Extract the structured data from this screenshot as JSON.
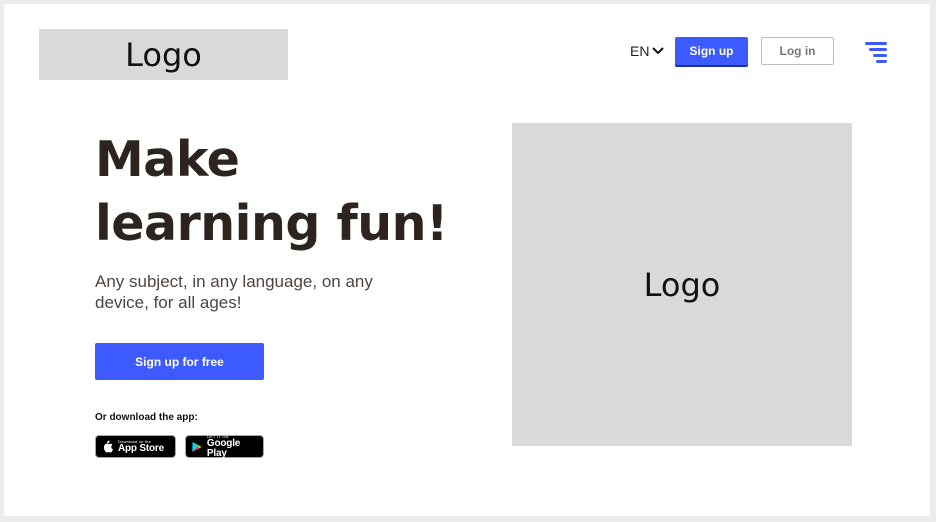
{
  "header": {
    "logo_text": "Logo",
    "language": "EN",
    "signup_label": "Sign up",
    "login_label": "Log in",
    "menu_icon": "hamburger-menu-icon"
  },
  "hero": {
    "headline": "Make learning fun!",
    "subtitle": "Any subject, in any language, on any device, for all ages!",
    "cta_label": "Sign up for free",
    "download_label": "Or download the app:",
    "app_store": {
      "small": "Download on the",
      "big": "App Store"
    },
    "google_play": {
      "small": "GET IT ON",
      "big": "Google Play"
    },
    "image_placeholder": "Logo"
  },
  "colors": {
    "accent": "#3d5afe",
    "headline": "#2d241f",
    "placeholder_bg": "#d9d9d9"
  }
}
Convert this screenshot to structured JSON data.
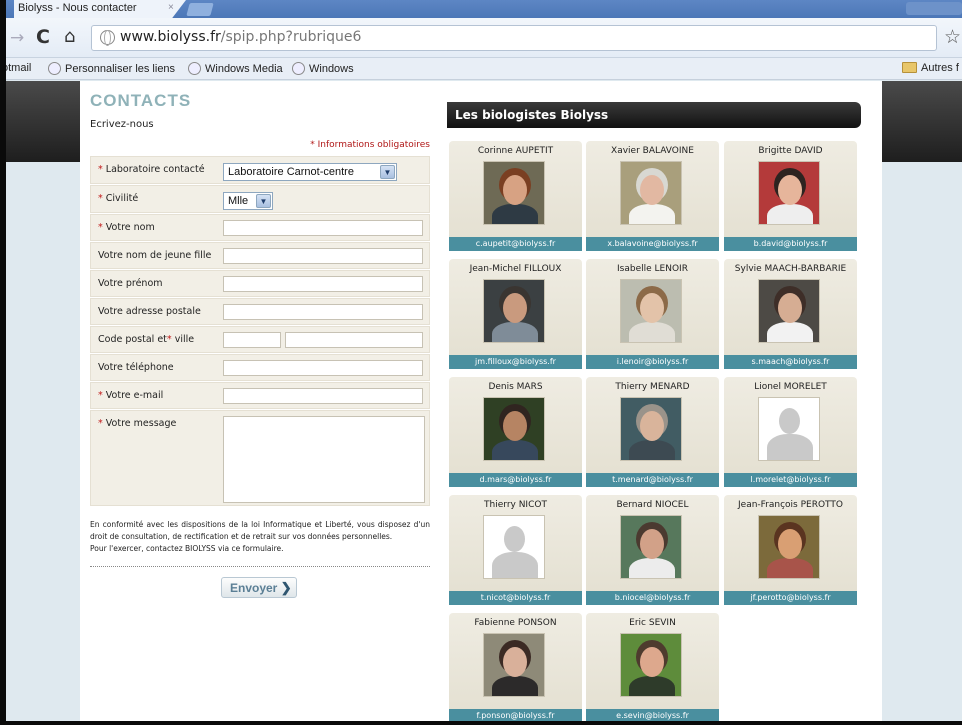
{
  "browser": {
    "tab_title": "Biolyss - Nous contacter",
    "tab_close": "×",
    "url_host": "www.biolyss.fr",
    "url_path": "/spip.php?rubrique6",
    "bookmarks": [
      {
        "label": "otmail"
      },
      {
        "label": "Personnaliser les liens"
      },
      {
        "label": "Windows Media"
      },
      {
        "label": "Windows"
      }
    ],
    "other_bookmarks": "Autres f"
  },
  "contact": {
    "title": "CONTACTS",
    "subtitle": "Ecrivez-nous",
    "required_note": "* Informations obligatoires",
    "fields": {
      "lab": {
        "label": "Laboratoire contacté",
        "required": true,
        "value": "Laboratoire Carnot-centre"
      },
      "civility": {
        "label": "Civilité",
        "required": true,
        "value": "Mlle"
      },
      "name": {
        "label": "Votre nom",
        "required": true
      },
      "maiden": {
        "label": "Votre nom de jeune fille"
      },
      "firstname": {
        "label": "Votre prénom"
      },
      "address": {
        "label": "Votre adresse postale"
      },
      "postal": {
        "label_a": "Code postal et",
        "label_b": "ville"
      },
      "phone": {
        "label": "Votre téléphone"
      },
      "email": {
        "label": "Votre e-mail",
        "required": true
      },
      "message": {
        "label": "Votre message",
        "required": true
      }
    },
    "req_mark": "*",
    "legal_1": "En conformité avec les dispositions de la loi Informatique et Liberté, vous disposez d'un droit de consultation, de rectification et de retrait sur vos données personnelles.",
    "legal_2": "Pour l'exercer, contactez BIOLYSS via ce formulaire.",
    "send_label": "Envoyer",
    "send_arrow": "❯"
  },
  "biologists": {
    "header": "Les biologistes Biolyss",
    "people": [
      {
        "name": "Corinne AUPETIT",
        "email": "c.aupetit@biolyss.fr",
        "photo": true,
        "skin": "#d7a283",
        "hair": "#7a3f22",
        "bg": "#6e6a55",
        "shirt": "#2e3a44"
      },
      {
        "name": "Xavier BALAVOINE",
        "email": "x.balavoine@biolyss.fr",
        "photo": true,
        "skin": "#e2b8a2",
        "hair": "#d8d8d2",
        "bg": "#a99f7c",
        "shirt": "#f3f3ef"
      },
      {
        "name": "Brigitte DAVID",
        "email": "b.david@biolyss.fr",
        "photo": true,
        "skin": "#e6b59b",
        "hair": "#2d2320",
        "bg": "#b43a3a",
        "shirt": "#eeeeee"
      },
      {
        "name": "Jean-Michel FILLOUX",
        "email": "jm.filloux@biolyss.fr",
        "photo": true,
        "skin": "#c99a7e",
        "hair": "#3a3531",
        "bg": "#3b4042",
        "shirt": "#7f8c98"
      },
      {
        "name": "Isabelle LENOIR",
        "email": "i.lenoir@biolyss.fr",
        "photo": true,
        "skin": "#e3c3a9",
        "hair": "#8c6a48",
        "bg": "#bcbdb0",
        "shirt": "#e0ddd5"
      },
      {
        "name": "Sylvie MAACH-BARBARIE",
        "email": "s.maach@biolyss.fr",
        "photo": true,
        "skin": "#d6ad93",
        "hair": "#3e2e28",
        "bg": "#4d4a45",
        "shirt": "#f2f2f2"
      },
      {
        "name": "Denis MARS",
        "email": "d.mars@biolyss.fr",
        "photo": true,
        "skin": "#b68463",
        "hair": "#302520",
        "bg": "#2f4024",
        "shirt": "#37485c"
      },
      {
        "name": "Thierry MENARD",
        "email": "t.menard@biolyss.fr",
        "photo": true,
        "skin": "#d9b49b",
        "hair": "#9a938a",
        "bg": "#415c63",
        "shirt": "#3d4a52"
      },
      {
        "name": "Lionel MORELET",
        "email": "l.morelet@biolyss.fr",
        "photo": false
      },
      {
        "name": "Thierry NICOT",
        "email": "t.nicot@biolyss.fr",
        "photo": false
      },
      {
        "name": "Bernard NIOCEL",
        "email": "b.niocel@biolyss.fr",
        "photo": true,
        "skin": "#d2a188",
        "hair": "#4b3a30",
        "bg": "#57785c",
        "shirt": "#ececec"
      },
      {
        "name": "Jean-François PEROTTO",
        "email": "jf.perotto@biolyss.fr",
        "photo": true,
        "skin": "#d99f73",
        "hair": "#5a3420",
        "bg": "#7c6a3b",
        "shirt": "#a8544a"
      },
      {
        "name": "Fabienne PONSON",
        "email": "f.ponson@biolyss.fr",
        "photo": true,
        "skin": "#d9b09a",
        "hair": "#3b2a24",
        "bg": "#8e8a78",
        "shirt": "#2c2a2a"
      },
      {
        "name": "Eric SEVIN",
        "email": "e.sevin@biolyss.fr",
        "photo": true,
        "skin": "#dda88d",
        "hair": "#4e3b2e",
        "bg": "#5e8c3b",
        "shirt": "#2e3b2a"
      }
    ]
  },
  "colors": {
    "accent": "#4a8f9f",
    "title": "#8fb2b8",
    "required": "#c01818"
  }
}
■ ■ ■
→ Task statement
Can you repeat every record above exactly, apart from the pictures?

→ Answer to the exercise
Extract the structured data from this screenshot as JSON.
{
  "header": {
    "logo_text": "Logo",
    "language": "EN",
    "signup_label": "Sign up",
    "login_label": "Log in",
    "menu_icon": "hamburger-menu-icon"
  },
  "hero": {
    "headline": "Make learning fun!",
    "subtitle": "Any subject, in any language, on any device, for all ages!",
    "cta_label": "Sign up for free",
    "download_label": "Or download the app:",
    "app_store": {
      "small": "Download on the",
      "big": "App Store"
    },
    "google_play": {
      "small": "GET IT ON",
      "big": "Google Play"
    },
    "image_placeholder": "Logo"
  },
  "colors": {
    "accent": "#3d5afe",
    "headline": "#2d241f",
    "placeholder_bg": "#d9d9d9"
  }
}
Convert this screenshot to structured JSON data.
{
  "browser": {
    "tab_title": "Biolyss - Nous contacter",
    "tab_close": "×",
    "url_host": "www.biolyss.fr",
    "url_path": "/spip.php?rubrique6",
    "bookmarks": [
      {
        "label": "otmail"
      },
      {
        "label": "Personnaliser les liens"
      },
      {
        "label": "Windows Media"
      },
      {
        "label": "Windows"
      }
    ],
    "other_bookmarks": "Autres f"
  },
  "contact": {
    "title": "CONTACTS",
    "subtitle": "Ecrivez-nous",
    "required_note": "* Informations obligatoires",
    "fields": {
      "lab": {
        "label": "Laboratoire contacté",
        "required": true,
        "value": "Laboratoire Carnot-centre"
      },
      "civility": {
        "label": "Civilité",
        "required": true,
        "value": "Mlle"
      },
      "name": {
        "label": "Votre nom",
        "required": true
      },
      "maiden": {
        "label": "Votre nom de jeune fille"
      },
      "firstname": {
        "label": "Votre prénom"
      },
      "address": {
        "label": "Votre adresse postale"
      },
      "postal": {
        "label_a": "Code postal et",
        "label_b": "ville"
      },
      "phone": {
        "label": "Votre téléphone"
      },
      "email": {
        "label": "Votre e-mail",
        "required": true
      },
      "message": {
        "label": "Votre message",
        "required": true
      }
    },
    "req_mark": "*",
    "legal_1": "En conformité avec les dispositions de la loi Informatique et Liberté, vous disposez d'un droit de consultation, de rectification et de retrait sur vos données personnelles.",
    "legal_2": "Pour l'exercer, contactez BIOLYSS via ce formulaire.",
    "send_label": "Envoyer",
    "send_arrow": "❯"
  },
  "biologists": {
    "header": "Les biologistes Biolyss",
    "people": [
      {
        "name": "Corinne AUPETIT",
        "email": "c.aupetit@biolyss.fr",
        "photo": true,
        "skin": "#d7a283",
        "hair": "#7a3f22",
        "bg": "#6e6a55",
        "shirt": "#2e3a44"
      },
      {
        "name": "Xavier BALAVOINE",
        "email": "x.balavoine@biolyss.fr",
        "photo": true,
        "skin": "#e2b8a2",
        "hair": "#d8d8d2",
        "bg": "#a99f7c",
        "shirt": "#f3f3ef"
      },
      {
        "name": "Brigitte DAVID",
        "email": "b.david@biolyss.fr",
        "photo": true,
        "skin": "#e6b59b",
        "hair": "#2d2320",
        "bg": "#b43a3a",
        "shirt": "#eeeeee"
      },
      {
        "name": "Jean-Michel FILLOUX",
        "email": "jm.filloux@biolyss.fr",
        "photo": true,
        "skin": "#c99a7e",
        "hair": "#3a3531",
        "bg": "#3b4042",
        "shirt": "#7f8c98"
      },
      {
        "name": "Isabelle LENOIR",
        "email": "i.lenoir@biolyss.fr",
        "photo": true,
        "skin": "#e3c3a9",
        "hair": "#8c6a48",
        "bg": "#bcbdb0",
        "shirt": "#e0ddd5"
      },
      {
        "name": "Sylvie MAACH-BARBARIE",
        "email": "s.maach@biolyss.fr",
        "photo": true,
        "skin": "#d6ad93",
        "hair": "#3e2e28",
        "bg": "#4d4a45",
        "shirt": "#f2f2f2"
      },
      {
        "name": "Denis MARS",
        "email": "d.mars@biolyss.fr",
        "photo": true,
        "skin": "#b68463",
        "hair": "#302520",
        "bg": "#2f4024",
        "shirt": "#37485c"
      },
      {
        "name": "Thierry MENARD",
        "email": "t.menard@biolyss.fr",
        "photo": true,
        "skin": "#d9b49b",
        "hair": "#9a938a",
        "bg": "#415c63",
        "shirt": "#3d4a52"
      },
      {
        "name": "Lionel MORELET",
        "email": "l.morelet@biolyss.fr",
        "photo": false
      },
      {
        "name": "Thierry NICOT",
        "email": "t.nicot@biolyss.fr",
        "photo": false
      },
      {
        "name": "Bernard NIOCEL",
        "email": "b.niocel@biolyss.fr",
        "photo": true,
        "skin": "#d2a188",
        "hair": "#4b3a30",
        "bg": "#57785c",
        "shirt": "#ececec"
      },
      {
        "name": "Jean-François PEROTTO",
        "email": "jf.perotto@biolyss.fr",
        "photo": true,
        "skin": "#d99f73",
        "hair": "#5a3420",
        "bg": "#7c6a3b",
        "shirt": "#a8544a"
      },
      {
        "name": "Fabienne PONSON",
        "email": "f.ponson@biolyss.fr",
        "photo": true,
        "skin": "#d9b09a",
        "hair": "#3b2a24",
        "bg": "#8e8a78",
        "shirt": "#2c2a2a"
      },
      {
        "name": "Eric SEVIN",
        "email": "e.sevin@biolyss.fr",
        "photo": true,
        "skin": "#dda88d",
        "hair": "#4e3b2e",
        "bg": "#5e8c3b",
        "shirt": "#2e3b2a"
      }
    ]
  },
  "colors": {
    "accent": "#4a8f9f",
    "title": "#8fb2b8",
    "required": "#c01818"
  }
}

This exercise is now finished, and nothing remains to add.